• [Task requirements]
Can you reproduce the data beneath, keeping every line exact?

• [Entries shown]
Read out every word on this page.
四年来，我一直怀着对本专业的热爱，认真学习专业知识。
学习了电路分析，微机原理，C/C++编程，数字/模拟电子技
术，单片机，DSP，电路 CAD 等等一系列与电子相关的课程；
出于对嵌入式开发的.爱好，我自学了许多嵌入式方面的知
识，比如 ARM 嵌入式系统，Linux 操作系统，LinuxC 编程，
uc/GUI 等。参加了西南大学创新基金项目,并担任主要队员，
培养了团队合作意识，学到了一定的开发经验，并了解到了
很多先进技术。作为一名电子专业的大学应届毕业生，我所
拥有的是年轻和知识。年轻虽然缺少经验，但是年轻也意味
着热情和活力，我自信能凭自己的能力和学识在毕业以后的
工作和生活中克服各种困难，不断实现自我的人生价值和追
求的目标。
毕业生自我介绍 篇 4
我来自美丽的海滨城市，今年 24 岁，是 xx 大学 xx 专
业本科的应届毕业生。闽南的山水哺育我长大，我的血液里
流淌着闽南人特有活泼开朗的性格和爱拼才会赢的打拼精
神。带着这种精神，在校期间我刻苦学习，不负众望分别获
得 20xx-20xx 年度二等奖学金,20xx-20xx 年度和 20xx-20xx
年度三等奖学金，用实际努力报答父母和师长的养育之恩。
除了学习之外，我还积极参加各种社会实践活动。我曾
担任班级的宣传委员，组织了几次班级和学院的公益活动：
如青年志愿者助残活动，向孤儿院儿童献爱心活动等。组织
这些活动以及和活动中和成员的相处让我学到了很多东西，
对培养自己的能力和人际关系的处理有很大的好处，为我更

• [Final result]
Read out every word on this page.
四年来，我一直怀着对本专业的热爱，认真学习专业知识。
学习了电路分析，微机原理，C/C++编程，数字/模拟电子技
术，单片机，DSP，电路 CAD 等等一系列与电子相关的课程；
出于对嵌入式开发的.爱好，我自学了许多嵌入式方面的知
识，比如 ARM 嵌入式系统，Linux 操作系统，LinuxC 编程，
uc/GUI 等。参加了西南大学创新基金项目,并担任主要队员，
培养了团队合作意识，学到了一定的开发经验，并了解到了
很多先进技术。作为一名电子专业的大学应届毕业生，我所
拥有的是年轻和知识。年轻虽然缺少经验，但是年轻也意味
着热情和活力，我自信能凭自己的能力和学识在毕业以后的
工作和生活中克服各种困难，不断实现自我的人生价值和追
求的目标。
毕业生自我介绍 篇 4
我来自美丽的海滨城市，今年 24 岁，是 xx 大学 xx 专
业本科的应届毕业生。闽南的山水哺育我长大，我的血液里
流淌着闽南人特有活泼开朗的性格和爱拼才会赢的打拼精
神。带着这种精神，在校期间我刻苦学习，不负众望分别获
得 20xx-20xx 年度二等奖学金,20xx-20xx 年度和 20xx-20xx
年度三等奖学金，用实际努力报答父母和师长的养育之恩。
除了学习之外，我还积极参加各种社会实践活动。我曾
担任班级的宣传委员，组织了几次班级和学院的公益活动：
如青年志愿者助残活动，向孤儿院儿童献爱心活动等。组织
这些活动以及和活动中和成员的相处让我学到了很多东西，
对培养自己的能力和人际关系的处理有很大的好处，为我更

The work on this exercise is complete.